# [What is asked]
Beneath this task is a listing; retype all of it exactly.

# [Figure content listings]
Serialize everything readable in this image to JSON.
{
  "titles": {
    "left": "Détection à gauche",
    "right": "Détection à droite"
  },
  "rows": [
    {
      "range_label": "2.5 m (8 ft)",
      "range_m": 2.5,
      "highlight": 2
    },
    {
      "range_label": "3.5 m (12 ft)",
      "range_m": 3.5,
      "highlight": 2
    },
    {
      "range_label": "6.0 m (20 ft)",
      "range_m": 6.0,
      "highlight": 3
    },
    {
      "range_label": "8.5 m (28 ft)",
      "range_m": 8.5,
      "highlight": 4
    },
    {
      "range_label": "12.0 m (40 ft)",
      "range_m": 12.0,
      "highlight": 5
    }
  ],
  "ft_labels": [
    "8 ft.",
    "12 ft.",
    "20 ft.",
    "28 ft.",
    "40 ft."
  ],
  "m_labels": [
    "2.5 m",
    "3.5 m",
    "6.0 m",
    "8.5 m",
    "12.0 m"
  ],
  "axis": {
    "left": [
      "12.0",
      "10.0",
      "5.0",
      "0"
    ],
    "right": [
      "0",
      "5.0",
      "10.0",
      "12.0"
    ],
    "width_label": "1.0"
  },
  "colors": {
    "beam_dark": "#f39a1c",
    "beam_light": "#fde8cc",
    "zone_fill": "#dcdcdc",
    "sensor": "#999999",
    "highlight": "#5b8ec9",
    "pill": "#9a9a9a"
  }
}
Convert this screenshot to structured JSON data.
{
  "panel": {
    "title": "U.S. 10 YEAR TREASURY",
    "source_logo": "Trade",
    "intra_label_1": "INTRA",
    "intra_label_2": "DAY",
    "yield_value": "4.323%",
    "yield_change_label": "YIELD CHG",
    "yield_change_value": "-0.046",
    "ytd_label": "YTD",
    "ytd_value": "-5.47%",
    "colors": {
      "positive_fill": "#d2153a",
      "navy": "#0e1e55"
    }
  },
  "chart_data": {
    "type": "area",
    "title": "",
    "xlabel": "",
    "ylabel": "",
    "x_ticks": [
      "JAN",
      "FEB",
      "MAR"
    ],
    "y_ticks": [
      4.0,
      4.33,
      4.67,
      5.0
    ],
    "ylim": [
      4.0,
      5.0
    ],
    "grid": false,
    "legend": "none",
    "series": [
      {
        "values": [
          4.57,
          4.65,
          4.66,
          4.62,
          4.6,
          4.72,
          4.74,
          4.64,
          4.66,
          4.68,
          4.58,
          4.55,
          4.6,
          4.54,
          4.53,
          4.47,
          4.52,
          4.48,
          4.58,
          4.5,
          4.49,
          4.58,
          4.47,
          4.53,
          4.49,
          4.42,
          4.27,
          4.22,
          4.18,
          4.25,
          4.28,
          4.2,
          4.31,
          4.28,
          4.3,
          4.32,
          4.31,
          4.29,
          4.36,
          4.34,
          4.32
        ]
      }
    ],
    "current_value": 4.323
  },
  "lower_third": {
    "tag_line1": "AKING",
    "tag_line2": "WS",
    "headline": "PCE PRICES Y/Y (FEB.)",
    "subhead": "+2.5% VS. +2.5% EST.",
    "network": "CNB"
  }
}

# [Solution to this problem]
Serialize everything readable in this image to JSON.
{
  "titles": {
    "left": "Détection à gauche",
    "right": "Détection à droite"
  },
  "rows": [
    {
      "range_label": "2.5 m (8 ft)",
      "range_m": 2.5,
      "highlight": 2
    },
    {
      "range_label": "3.5 m (12 ft)",
      "range_m": 3.5,
      "highlight": 2
    },
    {
      "range_label": "6.0 m (20 ft)",
      "range_m": 6.0,
      "highlight": 3
    },
    {
      "range_label": "8.5 m (28 ft)",
      "range_m": 8.5,
      "highlight": 4
    },
    {
      "range_label": "12.0 m (40 ft)",
      "range_m": 12.0,
      "highlight": 5
    }
  ],
  "ft_labels": [
    "8 ft.",
    "12 ft.",
    "20 ft.",
    "28 ft.",
    "40 ft."
  ],
  "m_labels": [
    "2.5 m",
    "3.5 m",
    "6.0 m",
    "8.5 m",
    "12.0 m"
  ],
  "axis": {
    "left": [
      "12.0",
      "10.0",
      "5.0",
      "0"
    ],
    "right": [
      "0",
      "5.0",
      "10.0",
      "12.0"
    ],
    "width_label": "1.0"
  },
  "colors": {
    "beam_dark": "#f39a1c",
    "beam_light": "#fde8cc",
    "zone_fill": "#dcdcdc",
    "sensor": "#999999",
    "highlight": "#5b8ec9",
    "pill": "#9a9a9a"
  }
}
Convert this screenshot to structured JSON data.
{
  "panel": {
    "title": "U.S. 10 YEAR TREASURY",
    "source_logo": "Trade",
    "intra_label_1": "INTRA",
    "intra_label_2": "DAY",
    "yield_value": "4.323%",
    "yield_change_label": "YIELD CHG",
    "yield_change_value": "-0.046",
    "ytd_label": "YTD",
    "ytd_value": "-5.47%",
    "colors": {
      "positive_fill": "#d2153a",
      "navy": "#0e1e55"
    }
  },
  "chart_data": {
    "type": "area",
    "title": "",
    "xlabel": "",
    "ylabel": "",
    "x_ticks": [
      "JAN",
      "FEB",
      "MAR"
    ],
    "y_ticks": [
      4.0,
      4.33,
      4.67,
      5.0
    ],
    "ylim": [
      4.0,
      5.0
    ],
    "grid": false,
    "legend": "none",
    "series": [
      {
        "values": [
          4.57,
          4.65,
          4.66,
          4.62,
          4.6,
          4.72,
          4.74,
          4.64,
          4.66,
          4.68,
          4.58,
          4.55,
          4.6,
          4.54,
          4.53,
          4.47,
          4.52,
          4.48,
          4.58,
          4.5,
          4.49,
          4.58,
          4.47,
          4.53,
          4.49,
          4.42,
          4.27,
          4.22,
          4.18,
          4.25,
          4.28,
          4.2,
          4.31,
          4.28,
          4.3,
          4.32,
          4.31,
          4.29,
          4.36,
          4.34,
          4.32
        ]
      }
    ],
    "current_value": 4.323
  },
  "lower_third": {
    "tag_line1": "AKING",
    "tag_line2": "WS",
    "headline": "PCE PRICES Y/Y (FEB.)",
    "subhead": "+2.5% VS. +2.5% EST.",
    "network": "CNB"
  }
}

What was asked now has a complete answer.